■ **SET TASK**
Write out the records below once more, exactly as they stand.

Dataset records
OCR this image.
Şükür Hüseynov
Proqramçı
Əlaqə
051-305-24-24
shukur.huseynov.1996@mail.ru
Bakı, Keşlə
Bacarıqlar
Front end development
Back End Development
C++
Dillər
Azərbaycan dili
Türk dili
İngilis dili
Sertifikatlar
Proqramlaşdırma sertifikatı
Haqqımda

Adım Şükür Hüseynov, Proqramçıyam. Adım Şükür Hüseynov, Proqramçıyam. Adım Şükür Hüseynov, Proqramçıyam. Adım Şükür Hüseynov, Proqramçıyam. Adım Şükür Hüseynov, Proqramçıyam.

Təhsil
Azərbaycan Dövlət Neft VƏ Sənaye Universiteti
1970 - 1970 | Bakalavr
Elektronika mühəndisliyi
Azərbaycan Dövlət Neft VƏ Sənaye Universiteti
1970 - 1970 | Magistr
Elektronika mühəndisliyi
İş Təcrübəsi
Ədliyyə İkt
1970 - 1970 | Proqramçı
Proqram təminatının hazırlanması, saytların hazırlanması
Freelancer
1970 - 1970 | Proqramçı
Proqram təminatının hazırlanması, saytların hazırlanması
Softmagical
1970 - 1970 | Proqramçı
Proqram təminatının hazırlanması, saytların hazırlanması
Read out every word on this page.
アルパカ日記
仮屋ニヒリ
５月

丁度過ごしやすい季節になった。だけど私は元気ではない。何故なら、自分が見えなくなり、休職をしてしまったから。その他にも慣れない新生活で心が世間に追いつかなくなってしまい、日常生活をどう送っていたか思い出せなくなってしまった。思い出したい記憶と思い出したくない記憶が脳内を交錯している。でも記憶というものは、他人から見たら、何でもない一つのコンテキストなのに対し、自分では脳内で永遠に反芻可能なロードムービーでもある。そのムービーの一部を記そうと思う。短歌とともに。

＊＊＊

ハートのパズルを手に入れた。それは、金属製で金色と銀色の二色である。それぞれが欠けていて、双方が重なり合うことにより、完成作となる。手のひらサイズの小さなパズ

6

■ **COMPLETE RESPONSE**
OCR this image.
Şükür Hüseynov
Proqramçı
Əlaqə
051-305-24-24
shukur.huseynov.1996@mail.ru
Bakı, Keşlə
Bacarıqlar
Front end development
Back End Development
C++
Dillər
Azərbaycan dili
Türk dili
İngilis dili
Sertifikatlar
Proqramlaşdırma sertifikatı
Haqqımda

Adım Şükür Hüseynov, Proqramçıyam. Adım Şükür Hüseynov, Proqramçıyam. Adım Şükür Hüseynov, Proqramçıyam. Adım Şükür Hüseynov, Proqramçıyam. Adım Şükür Hüseynov, Proqramçıyam.

Təhsil
Azərbaycan Dövlət Neft VƏ Sənaye Universiteti
1970 - 1970 | Bakalavr
Elektronika mühəndisliyi
Azərbaycan Dövlət Neft VƏ Sənaye Universiteti
1970 - 1970 | Magistr
Elektronika mühəndisliyi
İş Təcrübəsi
Ədliyyə İkt
1970 - 1970 | Proqramçı
Proqram təminatının hazırlanması, saytların hazırlanması
Freelancer
1970 - 1970 | Proqramçı
Proqram təminatının hazırlanması, saytların hazırlanması
Softmagical
1970 - 1970 | Proqramçı
Proqram təminatının hazırlanması, saytların hazırlanması
Read out every word on this page.
アルパカ日記
仮屋ニヒリ
５月

丁度過ごしやすい季節になった。だけど私は元気ではない。何故なら、自分が見えなくなり、休職をしてしまったから。その他にも慣れない新生活で心が世間に追いつかなくなってしまい、日常生活をどう送っていたか思い出せなくなってしまった。思い出したい記憶と思い出したくない記憶が脳内を交錯している。でも記憶というものは、他人から見たら、何でもない一つのコンテキストなのに対し、自分では脳内で永遠に反芻可能なロードムービーでもある。そのムービーの一部を記そうと思う。短歌とともに。

＊＊＊

ハートのパズルを手に入れた。それは、金属製で金色と銀色の二色である。それぞれが欠けていて、双方が重なり合うことにより、完成作となる。手のひらサイズの小さなパズ

6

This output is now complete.